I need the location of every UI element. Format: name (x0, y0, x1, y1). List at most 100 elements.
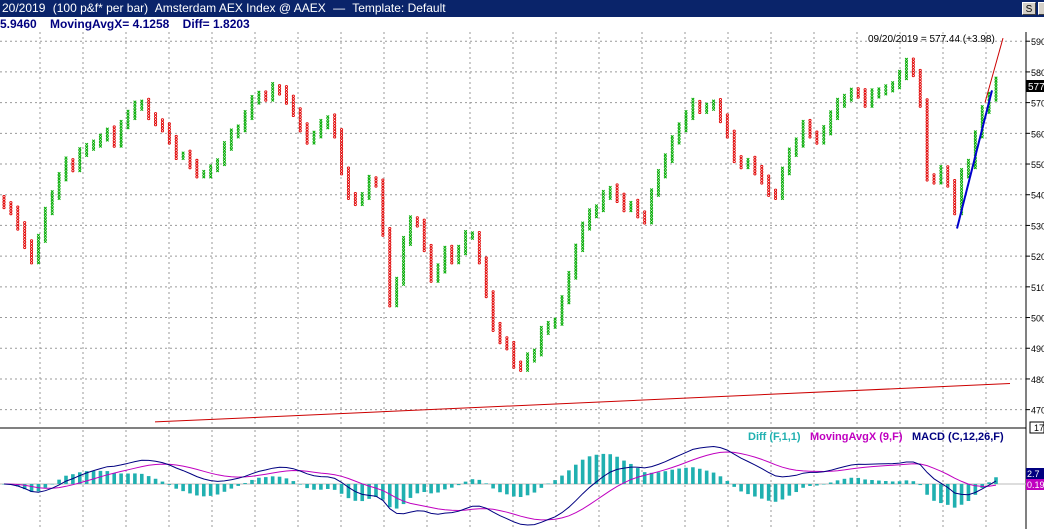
diff-bar (780, 484, 785, 500)
pf-x-box (326, 120, 330, 124)
pf-o-box (340, 166, 344, 170)
pf-o-box (23, 243, 27, 247)
diff-bar (815, 484, 819, 486)
macd-panel[interactable]: Diff (F,1,1) MovingAvgX (9,F) MACD (C,12… (0, 430, 1044, 529)
s-button[interactable]: S (1022, 2, 1036, 15)
pf-o-box (732, 132, 736, 136)
diff-bar (77, 472, 82, 484)
pf-x-box (939, 175, 943, 180)
pf-x-box (994, 76, 998, 80)
pf-x-box (126, 117, 130, 122)
pf-o-box (340, 139, 344, 143)
pf-x-box (181, 156, 185, 161)
pf-o-box (422, 243, 426, 247)
diff-bar (181, 484, 185, 492)
pf-column-down (774, 188, 778, 200)
pf-o-box (739, 157, 743, 161)
pf-x-box (222, 157, 227, 161)
pf-column-down (477, 230, 481, 265)
red-trendline[interactable] (154, 383, 1011, 423)
pf-o-box (925, 164, 929, 168)
pf-x-box (746, 160, 750, 164)
pf-x-box (891, 81, 895, 85)
window-control-button[interactable] (1038, 2, 1044, 15)
pf-column-up (57, 171, 61, 201)
pf-x-box (50, 198, 54, 202)
pf-x-box (649, 207, 654, 211)
pf-x-box (140, 107, 144, 112)
pf-x-box (574, 246, 578, 250)
pf-x-box (539, 336, 543, 341)
pf-o-box (388, 268, 392, 272)
pf-column-up (884, 84, 888, 96)
pf-x-box (119, 119, 123, 123)
pf-o-box (340, 164, 344, 168)
diff-bar (270, 476, 275, 484)
red-trendline-upper[interactable] (984, 38, 1004, 103)
pf-x-box (236, 127, 240, 131)
pf-x-box (994, 98, 998, 102)
pf-column-up (98, 133, 103, 148)
pf-x-box (684, 118, 688, 122)
pf-column-down (491, 290, 495, 332)
pf-x-box (567, 270, 571, 275)
pf-column-up (36, 233, 41, 265)
pf-x-box (691, 97, 695, 101)
pf-o-box (918, 68, 922, 72)
diff-bar (250, 479, 254, 484)
pf-x-box (401, 282, 406, 287)
pf-o-box (450, 250, 454, 254)
pf-x-box (443, 259, 447, 263)
last-price-tag (1026, 80, 1044, 92)
pf-o-box (278, 89, 282, 93)
pf-column-up (64, 156, 68, 182)
chart-svg[interactable]: 09/20/2019 = 577.44 (+3.98) 590 580 570 560… (0, 32, 1044, 529)
diff-bar (629, 463, 633, 484)
price-panel[interactable]: 09/20/2019 = 577.44 (+3.98) (0, 32, 1026, 427)
pf-o-box (808, 124, 812, 128)
blue-trendline[interactable] (956, 90, 993, 229)
pf-x-box (581, 243, 585, 247)
pf-x-box (408, 220, 413, 225)
pf-x-box (677, 124, 681, 129)
pf-o-box (264, 95, 268, 99)
pf-x-box (105, 130, 109, 134)
partial-axis-label: 17 (1034, 423, 1044, 433)
pf-x-box (649, 218, 654, 222)
pf-o-box (346, 183, 350, 187)
pf-o-box (284, 93, 288, 97)
pf-o-box (615, 191, 619, 195)
diff-bar (325, 484, 330, 489)
pf-o-box (388, 232, 392, 236)
pf-x-box (395, 295, 399, 300)
pf-x-box (966, 164, 971, 168)
pf-x-box (980, 118, 984, 123)
pf-x-box (43, 236, 47, 241)
pf-x-box (959, 181, 964, 186)
pf-o-box (732, 137, 736, 142)
pf-o-box (340, 144, 344, 148)
pf-x-box (629, 206, 633, 210)
pf-column-up (649, 188, 654, 225)
pf-x-box (319, 124, 323, 128)
pf-o-box (863, 88, 867, 92)
pf-x-box (677, 138, 681, 143)
y-tick-label: 470 (1031, 406, 1044, 416)
pf-column-down (808, 118, 812, 139)
pf-x-box (57, 191, 61, 195)
diff-bar (594, 454, 599, 484)
pf-x-box (670, 157, 674, 161)
pf-x-box (801, 125, 805, 129)
pf-o-box (188, 166, 192, 170)
pf-o-box (450, 255, 454, 259)
pf-o-box (388, 238, 392, 242)
pf-x-box (408, 226, 413, 230)
diff-bar (897, 481, 902, 484)
pf-x-box (601, 192, 605, 196)
pf-x-box (849, 90, 853, 94)
pf-o-box (484, 275, 488, 279)
macd-grid (39, 430, 987, 529)
pf-o-box (422, 235, 426, 239)
pf-x-box (829, 121, 833, 125)
pf-o-box (767, 193, 771, 197)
------------
> [TASK REQUIREMENTS] Turn the data above into a Markdown table with two columns, No. for the row number and Entry for the line, and omit blank lines and any pictures.

> [CORRECT ANSWER]
| No. | Entry |
|---|---|
| 1 | I need the location of every UI element. Format: name (x0, y0, x1, y1). List at most 100 elements. |
| 2 | diff-bar (780, 484, 785, 500) |
| 3 | pf-x-box (326, 120, 330, 124) |
| 4 | pf-o-box (340, 166, 344, 170) |
| 5 | pf-o-box (23, 243, 27, 247) |
| 6 | diff-bar (815, 484, 819, 486) |
| 7 | macd-panel[interactable]: Diff (F,1,1) MovingAvgX (9,F) MACD (C,12… (0, 430, 1044, 529) |
| 8 | s-button[interactable]: S (1022, 2, 1036, 15) |
| 9 | pf-o-box (732, 132, 736, 136) |
| 10 | diff-bar (77, 472, 82, 484) |
| 11 | pf-x-box (939, 175, 943, 180) |
| 12 | pf-x-box (994, 76, 998, 80) |
| 13 | pf-x-box (126, 117, 130, 122) |
| 14 | pf-o-box (340, 139, 344, 143) |
| 15 | pf-x-box (181, 156, 185, 161) |
| 16 | pf-o-box (422, 243, 426, 247) |
| 17 | diff-bar (181, 484, 185, 492) |
| 18 | pf-column-down (774, 188, 778, 200) |
| 19 | pf-o-box (739, 157, 743, 161) |
| 20 | pf-x-box (222, 157, 227, 161) |
| 21 | pf-column-down (477, 230, 481, 265) |
| 22 | red-trendline[interactable] (154, 383, 1011, 423) |
| 23 | pf-o-box (925, 164, 929, 168) |
| 24 | pf-x-box (746, 160, 750, 164) |
| 25 | pf-x-box (891, 81, 895, 85) |
| 26 | window-control-button[interactable] (1038, 2, 1044, 15) |
| 27 | pf-column-up (57, 171, 61, 201) |
| 28 | pf-x-box (50, 198, 54, 202) |
| 29 | pf-x-box (649, 207, 654, 211) |
| 30 | pf-x-box (140, 107, 144, 112) |
| 31 | pf-x-box (574, 246, 578, 250) |
| 32 | pf-x-box (539, 336, 543, 341) |
| 33 | pf-o-box (388, 268, 392, 272) |
| 34 | pf-column-up (884, 84, 888, 96) |
| 35 | pf-x-box (119, 119, 123, 123) |
| 36 | pf-o-box (340, 164, 344, 168) |
| 37 | diff-bar (270, 476, 275, 484) |
| 38 | red-trendline-upper[interactable] (984, 38, 1004, 103) |
| 39 | pf-x-box (236, 127, 240, 131) |
| 40 | pf-x-box (994, 98, 998, 102) |
| 41 | pf-column-up (98, 133, 103, 148) |
| 42 | pf-x-box (684, 118, 688, 122) |
| 43 | pf-column-down (491, 290, 495, 332) |
| 44 | pf-x-box (567, 270, 571, 275) |
| 45 | pf-column-up (36, 233, 41, 265) |
| 46 | pf-x-box (691, 97, 695, 101) |
| 47 | pf-o-box (918, 68, 922, 72) |
| 48 | diff-bar (250, 479, 254, 484) |
| 49 | pf-x-box (401, 282, 406, 287) |
| 50 | pf-o-box (450, 250, 454, 254) |
| 51 | pf-x-box (443, 259, 447, 263) |
| 52 | last-price-tag (1026, 80, 1044, 92) |
| 53 | pf-o-box (278, 89, 282, 93) |
| 54 | pf-column-up (64, 156, 68, 182) |
| 55 | chart-svg[interactable]: 09/20/2019 = 577.44 (+3.98) 590 580 570 560… (0, 32, 1044, 529) |
| 56 | diff-bar (629, 463, 633, 484) |
| 57 | price-panel[interactable]: 09/20/2019 = 577.44 (+3.98) (0, 32, 1026, 427) |
| 58 | pf-o-box (808, 124, 812, 128) |
| 59 | blue-trendline[interactable] (956, 90, 993, 229) |
| 60 | pf-x-box (581, 243, 585, 247) |
| 61 | pf-x-box (408, 220, 413, 225) |
| 62 | pf-x-box (677, 124, 681, 129) |
| 63 | pf-o-box (264, 95, 268, 99) |
| 64 | pf-x-box (105, 130, 109, 134) |
| 65 | partial-axis-label: 17 (1034, 423, 1044, 433) |
| 66 | pf-x-box (649, 218, 654, 222) |
| 67 | pf-o-box (346, 183, 350, 187) |
| 68 | pf-o-box (284, 93, 288, 97) |
| 69 | pf-o-box (615, 191, 619, 195) |
| 70 | diff-bar (325, 484, 330, 489) |
| 71 | pf-o-box (388, 232, 392, 236) |
| 72 | pf-x-box (395, 295, 399, 300) |
| 73 | pf-x-box (966, 164, 971, 168) |
| 74 | pf-x-box (980, 118, 984, 123) |
| 75 | pf-x-box (43, 236, 47, 241) |
| 76 | pf-x-box (959, 181, 964, 186) |
| 77 | pf-o-box (732, 137, 736, 142) |
| 78 | pf-o-box (340, 144, 344, 148) |
| 79 | pf-x-box (629, 206, 633, 210) |
| 80 | pf-column-up (649, 188, 654, 225) |
| 81 | pf-x-box (319, 124, 323, 128) |
| 82 | pf-o-box (863, 88, 867, 92) |
| 83 | pf-x-box (677, 138, 681, 143) |
| 84 | y-tick-label: 470 (1031, 406, 1044, 416) |
| 85 | pf-column-down (808, 118, 812, 139) |
| 86 | pf-x-box (57, 191, 61, 195) |
| 87 | diff-bar (594, 454, 599, 484) |
| 88 | pf-x-box (670, 157, 674, 161) |
| 89 | pf-x-box (801, 125, 805, 129) |
| 90 | pf-o-box (188, 166, 192, 170) |
| 91 | pf-o-box (450, 255, 454, 259) |
| 92 | pf-o-box (388, 238, 392, 242) |
| 93 | pf-x-box (408, 226, 413, 230) |
| 94 | diff-bar (897, 481, 902, 484) |
| 95 | pf-x-box (601, 192, 605, 196) |
| 96 | pf-x-box (849, 90, 853, 94) |
| 97 | pf-o-box (484, 275, 488, 279) |
| 98 | macd-grid (39, 430, 987, 529) |
| 99 | pf-o-box (422, 235, 426, 239) |
| 100 | pf-x-box (829, 121, 833, 125) |
| 101 | pf-o-box (767, 193, 771, 197) |